> [Short task]: In the records, change every "bar-segment" to "stacked-bar" and write them out again with nothing else altered. Leave out the pictures.

>>>

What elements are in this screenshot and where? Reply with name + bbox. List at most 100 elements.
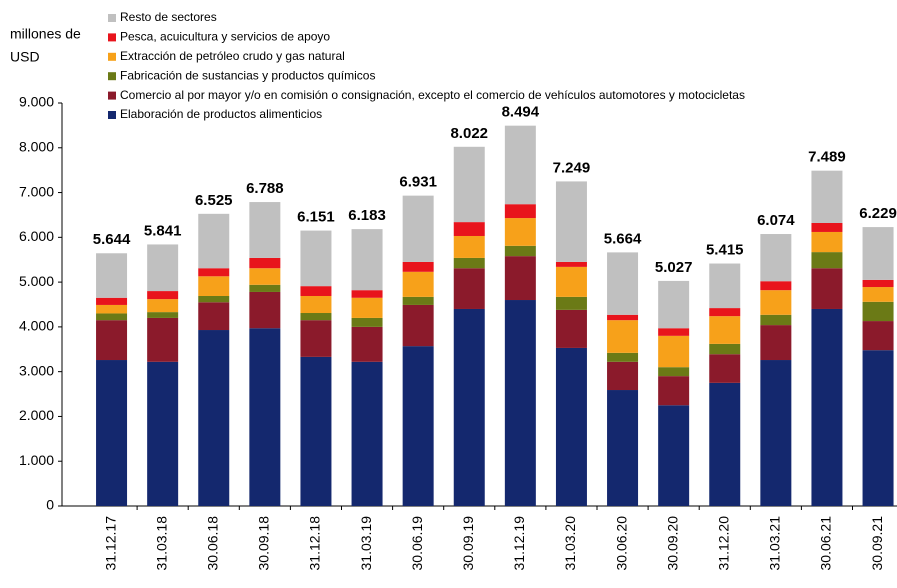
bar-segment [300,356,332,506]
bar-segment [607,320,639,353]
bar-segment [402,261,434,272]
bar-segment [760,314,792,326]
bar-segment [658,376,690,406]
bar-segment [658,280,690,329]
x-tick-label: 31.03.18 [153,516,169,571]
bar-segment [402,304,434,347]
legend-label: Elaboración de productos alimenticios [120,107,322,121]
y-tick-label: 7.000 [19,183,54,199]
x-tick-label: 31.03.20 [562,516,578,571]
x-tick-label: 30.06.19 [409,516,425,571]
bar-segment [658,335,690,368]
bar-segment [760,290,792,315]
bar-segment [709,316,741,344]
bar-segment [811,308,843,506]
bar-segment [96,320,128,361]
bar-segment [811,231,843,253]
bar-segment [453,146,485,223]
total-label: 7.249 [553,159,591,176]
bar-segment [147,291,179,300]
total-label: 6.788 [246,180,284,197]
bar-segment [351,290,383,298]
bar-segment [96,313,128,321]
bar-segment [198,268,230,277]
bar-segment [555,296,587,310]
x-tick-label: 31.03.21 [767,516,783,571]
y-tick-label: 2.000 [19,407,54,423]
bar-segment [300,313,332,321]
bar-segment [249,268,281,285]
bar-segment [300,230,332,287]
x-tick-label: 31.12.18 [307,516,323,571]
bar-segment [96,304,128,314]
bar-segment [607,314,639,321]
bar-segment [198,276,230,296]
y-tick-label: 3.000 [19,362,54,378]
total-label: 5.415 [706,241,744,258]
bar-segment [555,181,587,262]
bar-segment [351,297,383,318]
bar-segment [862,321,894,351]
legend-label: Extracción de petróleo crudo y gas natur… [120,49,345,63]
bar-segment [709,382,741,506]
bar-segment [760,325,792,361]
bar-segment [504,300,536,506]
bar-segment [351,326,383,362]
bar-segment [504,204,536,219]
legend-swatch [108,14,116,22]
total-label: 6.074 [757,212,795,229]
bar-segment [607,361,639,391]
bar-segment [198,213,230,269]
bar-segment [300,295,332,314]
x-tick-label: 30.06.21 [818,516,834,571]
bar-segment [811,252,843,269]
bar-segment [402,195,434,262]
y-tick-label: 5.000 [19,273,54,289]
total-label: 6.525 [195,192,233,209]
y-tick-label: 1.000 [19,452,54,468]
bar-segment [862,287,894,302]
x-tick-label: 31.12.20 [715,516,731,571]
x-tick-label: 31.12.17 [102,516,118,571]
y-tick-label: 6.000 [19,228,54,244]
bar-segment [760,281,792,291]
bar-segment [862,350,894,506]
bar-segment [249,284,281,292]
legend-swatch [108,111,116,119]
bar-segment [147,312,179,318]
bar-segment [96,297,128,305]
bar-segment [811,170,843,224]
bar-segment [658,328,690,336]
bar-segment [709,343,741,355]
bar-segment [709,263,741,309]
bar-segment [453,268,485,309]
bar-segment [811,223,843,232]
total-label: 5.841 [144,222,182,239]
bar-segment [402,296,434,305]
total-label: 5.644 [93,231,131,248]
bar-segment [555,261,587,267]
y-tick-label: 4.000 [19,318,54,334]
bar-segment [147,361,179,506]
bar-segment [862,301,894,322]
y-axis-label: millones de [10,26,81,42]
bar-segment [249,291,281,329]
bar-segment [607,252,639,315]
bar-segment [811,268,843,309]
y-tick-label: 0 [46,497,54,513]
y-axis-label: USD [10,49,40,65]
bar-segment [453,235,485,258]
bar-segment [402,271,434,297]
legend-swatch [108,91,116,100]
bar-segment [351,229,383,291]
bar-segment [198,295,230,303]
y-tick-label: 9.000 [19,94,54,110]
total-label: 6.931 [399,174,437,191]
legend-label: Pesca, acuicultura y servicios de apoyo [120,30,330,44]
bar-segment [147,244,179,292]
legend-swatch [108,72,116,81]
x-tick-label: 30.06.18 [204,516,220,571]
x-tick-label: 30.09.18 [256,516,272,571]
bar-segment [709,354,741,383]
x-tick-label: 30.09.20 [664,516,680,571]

<<<

> [Result of this exercise]:
What elements are in this screenshot and where? Reply with name + bbox. List at most 100 elements.
stacked-bar [300,356,332,506]
stacked-bar [607,320,639,353]
stacked-bar [402,261,434,272]
stacked-bar [760,314,792,326]
stacked-bar [658,376,690,406]
stacked-bar [658,280,690,329]
x-tick-label: 31.03.18 [153,516,169,571]
stacked-bar [402,304,434,347]
legend-label: Elaboración de productos alimenticios [120,107,322,121]
y-tick-label: 7.000 [19,183,54,199]
x-tick-label: 31.03.20 [562,516,578,571]
x-tick-label: 30.06.19 [409,516,425,571]
stacked-bar [658,335,690,368]
stacked-bar [760,290,792,315]
stacked-bar [709,316,741,344]
stacked-bar [811,308,843,506]
stacked-bar [96,320,128,361]
stacked-bar [811,231,843,253]
stacked-bar [453,146,485,223]
total-label: 7.249 [553,159,591,176]
stacked-bar [147,291,179,300]
total-label: 6.788 [246,180,284,197]
stacked-bar [351,290,383,298]
stacked-bar [96,313,128,321]
stacked-bar [198,268,230,277]
stacked-bar [555,296,587,310]
x-tick-label: 31.03.21 [767,516,783,571]
y-tick-label: 2.000 [19,407,54,423]
stacked-bar [300,313,332,321]
stacked-bar [249,268,281,285]
stacked-bar [300,230,332,287]
x-tick-label: 31.12.18 [307,516,323,571]
stacked-bar [96,304,128,314]
stacked-bar [607,314,639,321]
stacked-bar [198,276,230,296]
y-tick-label: 3.000 [19,362,54,378]
total-label: 5.415 [706,241,744,258]
stacked-bar [555,181,587,262]
stacked-bar [351,297,383,318]
stacked-bar [862,321,894,351]
legend-label: Extracción de petróleo crudo y gas natur… [120,49,345,63]
stacked-bar [709,382,741,506]
stacked-bar [760,325,792,361]
stacked-bar [504,300,536,506]
stacked-bar [351,326,383,362]
stacked-bar [504,204,536,219]
legend-swatch [108,14,116,22]
total-label: 6.074 [757,212,795,229]
stacked-bar [607,361,639,391]
stacked-bar [198,213,230,269]
stacked-bar [300,295,332,314]
x-tick-label: 30.06.21 [818,516,834,571]
stacked-bar [811,252,843,269]
stacked-bar [402,195,434,262]
y-tick-label: 5.000 [19,273,54,289]
total-label: 6.525 [195,192,233,209]
y-tick-label: 1.000 [19,452,54,468]
stacked-bar [862,287,894,302]
x-tick-label: 31.12.20 [715,516,731,571]
x-tick-label: 31.12.17 [102,516,118,571]
y-tick-label: 6.000 [19,228,54,244]
stacked-bar [760,281,792,291]
stacked-bar [862,350,894,506]
stacked-bar [249,284,281,292]
legend-swatch [108,111,116,119]
stacked-bar [147,312,179,318]
stacked-bar [96,297,128,305]
stacked-bar [811,170,843,224]
stacked-bar [658,328,690,336]
stacked-bar [709,343,741,355]
stacked-bar [709,263,741,309]
stacked-bar [453,268,485,309]
stacked-bar [811,223,843,232]
total-label: 5.841 [144,222,182,239]
stacked-bar [402,296,434,305]
total-label: 5.644 [93,231,131,248]
stacked-bar [555,261,587,267]
y-tick-label: 4.000 [19,318,54,334]
stacked-bar [147,361,179,506]
stacked-bar [862,301,894,322]
y-axis-label: millones de [10,26,81,42]
stacked-bar [249,291,281,329]
stacked-bar [607,252,639,315]
stacked-bar [811,268,843,309]
y-tick-label: 0 [46,497,54,513]
y-axis-label: USD [10,49,40,65]
stacked-bar [453,235,485,258]
stacked-bar [402,271,434,297]
legend-swatch [108,91,116,100]
stacked-bar [351,229,383,291]
stacked-bar [198,295,230,303]
y-tick-label: 9.000 [19,94,54,110]
total-label: 6.931 [399,174,437,191]
legend-label: Pesca, acuicultura y servicios de apoyo [120,30,330,44]
stacked-bar [147,244,179,292]
legend-swatch [108,72,116,81]
x-tick-label: 30.06.18 [204,516,220,571]
x-tick-label: 30.09.18 [256,516,272,571]
stacked-bar [709,354,741,383]
x-tick-label: 30.09.20 [664,516,680,571]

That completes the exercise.